SET TASK:
Emit the entire listing verbatim.

DATASET EXTRACT:

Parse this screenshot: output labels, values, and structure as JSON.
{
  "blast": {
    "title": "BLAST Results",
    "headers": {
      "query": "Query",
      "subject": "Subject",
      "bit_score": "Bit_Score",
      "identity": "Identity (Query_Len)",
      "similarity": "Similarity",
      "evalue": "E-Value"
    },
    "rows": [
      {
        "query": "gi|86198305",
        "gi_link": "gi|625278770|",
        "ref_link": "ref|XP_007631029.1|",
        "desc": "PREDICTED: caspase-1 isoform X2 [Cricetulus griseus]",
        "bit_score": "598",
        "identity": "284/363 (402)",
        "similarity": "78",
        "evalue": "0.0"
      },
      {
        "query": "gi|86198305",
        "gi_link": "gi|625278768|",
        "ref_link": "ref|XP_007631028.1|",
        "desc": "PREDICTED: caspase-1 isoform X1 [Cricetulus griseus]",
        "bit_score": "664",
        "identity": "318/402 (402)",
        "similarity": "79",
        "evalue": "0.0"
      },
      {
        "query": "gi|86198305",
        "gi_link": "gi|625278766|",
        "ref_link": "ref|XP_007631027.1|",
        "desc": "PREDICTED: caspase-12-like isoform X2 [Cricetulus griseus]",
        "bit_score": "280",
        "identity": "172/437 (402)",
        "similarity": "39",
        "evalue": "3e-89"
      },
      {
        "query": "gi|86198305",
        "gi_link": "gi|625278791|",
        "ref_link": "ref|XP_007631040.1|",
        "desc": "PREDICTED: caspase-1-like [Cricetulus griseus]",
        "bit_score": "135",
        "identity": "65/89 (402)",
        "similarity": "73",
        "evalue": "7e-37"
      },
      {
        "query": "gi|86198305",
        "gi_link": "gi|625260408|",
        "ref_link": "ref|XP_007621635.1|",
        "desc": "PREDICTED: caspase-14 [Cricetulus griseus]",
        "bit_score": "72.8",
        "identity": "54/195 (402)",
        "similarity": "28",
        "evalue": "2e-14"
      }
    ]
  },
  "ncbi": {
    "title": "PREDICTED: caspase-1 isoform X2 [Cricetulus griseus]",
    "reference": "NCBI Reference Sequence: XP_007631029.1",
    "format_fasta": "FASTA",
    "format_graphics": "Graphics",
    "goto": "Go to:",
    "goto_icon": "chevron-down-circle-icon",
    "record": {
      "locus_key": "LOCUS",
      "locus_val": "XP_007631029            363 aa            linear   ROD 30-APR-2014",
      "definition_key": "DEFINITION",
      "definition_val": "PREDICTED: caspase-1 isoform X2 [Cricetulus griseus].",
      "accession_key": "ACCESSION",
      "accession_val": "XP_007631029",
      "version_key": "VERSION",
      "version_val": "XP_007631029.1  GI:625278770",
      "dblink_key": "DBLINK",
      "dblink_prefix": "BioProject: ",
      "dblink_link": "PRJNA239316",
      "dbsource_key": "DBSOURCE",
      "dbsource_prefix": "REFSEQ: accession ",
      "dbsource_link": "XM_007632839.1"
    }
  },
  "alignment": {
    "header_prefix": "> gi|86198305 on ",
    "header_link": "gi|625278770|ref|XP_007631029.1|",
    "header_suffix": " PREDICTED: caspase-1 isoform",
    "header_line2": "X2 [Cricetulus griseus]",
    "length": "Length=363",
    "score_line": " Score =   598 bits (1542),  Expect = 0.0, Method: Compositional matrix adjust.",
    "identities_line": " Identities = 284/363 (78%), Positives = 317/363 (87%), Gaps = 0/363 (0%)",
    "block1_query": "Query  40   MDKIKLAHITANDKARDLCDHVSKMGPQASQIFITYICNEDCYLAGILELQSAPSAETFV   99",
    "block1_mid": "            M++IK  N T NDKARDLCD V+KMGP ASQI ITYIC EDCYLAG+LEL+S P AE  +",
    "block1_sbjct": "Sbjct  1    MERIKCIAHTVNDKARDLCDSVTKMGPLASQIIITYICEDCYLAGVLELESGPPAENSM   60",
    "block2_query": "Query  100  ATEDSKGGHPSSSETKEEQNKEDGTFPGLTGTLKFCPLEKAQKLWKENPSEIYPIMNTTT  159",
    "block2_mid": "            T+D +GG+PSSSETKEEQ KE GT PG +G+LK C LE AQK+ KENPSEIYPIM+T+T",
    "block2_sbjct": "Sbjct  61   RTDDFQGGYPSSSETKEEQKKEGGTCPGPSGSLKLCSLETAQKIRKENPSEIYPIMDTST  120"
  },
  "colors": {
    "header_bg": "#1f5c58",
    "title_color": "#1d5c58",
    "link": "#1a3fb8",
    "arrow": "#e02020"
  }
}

RESULT OF THE EXERCISE:
Parse this screenshot: output labels, values, and structure as JSON.
{
  "blast": {
    "title": "BLAST Results",
    "headers": {
      "query": "Query",
      "subject": "Subject",
      "bit_score": "Bit_Score",
      "identity": "Identity (Query_Len)",
      "similarity": "Similarity",
      "evalue": "E-Value"
    },
    "rows": [
      {
        "query": "gi|86198305",
        "gi_link": "gi|625278770|",
        "ref_link": "ref|XP_007631029.1|",
        "desc": "PREDICTED: caspase-1 isoform X2 [Cricetulus griseus]",
        "bit_score": "598",
        "identity": "284/363 (402)",
        "similarity": "78",
        "evalue": "0.0"
      },
      {
        "query": "gi|86198305",
        "gi_link": "gi|625278768|",
        "ref_link": "ref|XP_007631028.1|",
        "desc": "PREDICTED: caspase-1 isoform X1 [Cricetulus griseus]",
        "bit_score": "664",
        "identity": "318/402 (402)",
        "similarity": "79",
        "evalue": "0.0"
      },
      {
        "query": "gi|86198305",
        "gi_link": "gi|625278766|",
        "ref_link": "ref|XP_007631027.1|",
        "desc": "PREDICTED: caspase-12-like isoform X2 [Cricetulus griseus]",
        "bit_score": "280",
        "identity": "172/437 (402)",
        "similarity": "39",
        "evalue": "3e-89"
      },
      {
        "query": "gi|86198305",
        "gi_link": "gi|625278791|",
        "ref_link": "ref|XP_007631040.1|",
        "desc": "PREDICTED: caspase-1-like [Cricetulus griseus]",
        "bit_score": "135",
        "identity": "65/89 (402)",
        "similarity": "73",
        "evalue": "7e-37"
      },
      {
        "query": "gi|86198305",
        "gi_link": "gi|625260408|",
        "ref_link": "ref|XP_007621635.1|",
        "desc": "PREDICTED: caspase-14 [Cricetulus griseus]",
        "bit_score": "72.8",
        "identity": "54/195 (402)",
        "similarity": "28",
        "evalue": "2e-14"
      }
    ]
  },
  "ncbi": {
    "title": "PREDICTED: caspase-1 isoform X2 [Cricetulus griseus]",
    "reference": "NCBI Reference Sequence: XP_007631029.1",
    "format_fasta": "FASTA",
    "format_graphics": "Graphics",
    "goto": "Go to:",
    "goto_icon": "chevron-down-circle-icon",
    "record": {
      "locus_key": "LOCUS",
      "locus_val": "XP_007631029            363 aa            linear   ROD 30-APR-2014",
      "definition_key": "DEFINITION",
      "definition_val": "PREDICTED: caspase-1 isoform X2 [Cricetulus griseus].",
      "accession_key": "ACCESSION",
      "accession_val": "XP_007631029",
      "version_key": "VERSION",
      "version_val": "XP_007631029.1  GI:625278770",
      "dblink_key": "DBLINK",
      "dblink_prefix": "BioProject: ",
      "dblink_link": "PRJNA239316",
      "dbsource_key": "DBSOURCE",
      "dbsource_prefix": "REFSEQ: accession ",
      "dbsource_link": "XM_007632839.1"
    }
  },
  "alignment": {
    "header_prefix": "> gi|86198305 on ",
    "header_link": "gi|625278770|ref|XP_007631029.1|",
    "header_suffix": " PREDICTED: caspase-1 isoform",
    "header_line2": "X2 [Cricetulus griseus]",
    "length": "Length=363",
    "score_line": " Score =   598 bits (1542),  Expect = 0.0, Method: Compositional matrix adjust.",
    "identities_line": " Identities = 284/363 (78%), Positives = 317/363 (87%), Gaps = 0/363 (0%)",
    "block1_query": "Query  40   MDKIKLAHITANDKARDLCDHVSKMGPQASQIFITYICNEDCYLAGILELQSAPSAETFV   99",
    "block1_mid": "            M++IK  N T NDKARDLCD V+KMGP ASQI ITYIC EDCYLAG+LEL+S P AE  +",
    "block1_sbjct": "Sbjct  1    MERIKCIAHTVNDKARDLCDSVTKMGPLASQIIITYICEDCYLAGVLELESGPPAENSM   60",
    "block2_query": "Query  100  ATEDSKGGHPSSSETKEEQNKEDGTFPGLTGTLKFCPLEKAQKLWKENPSEIYPIMNTTT  159",
    "block2_mid": "            T+D +GG+PSSSETKEEQ KE GT PG +G+LK C LE AQK+ KENPSEIYPIM+T+T",
    "block2_sbjct": "Sbjct  61   RTDDFQGGYPSSSETKEEQKKEGGTCPGPSGSLKLCSLETAQKIRKENPSEIYPIMDTST  120"
  },
  "colors": {
    "header_bg": "#1f5c58",
    "title_color": "#1d5c58",
    "link": "#1a3fb8",
    "arrow": "#e02020"
  }
}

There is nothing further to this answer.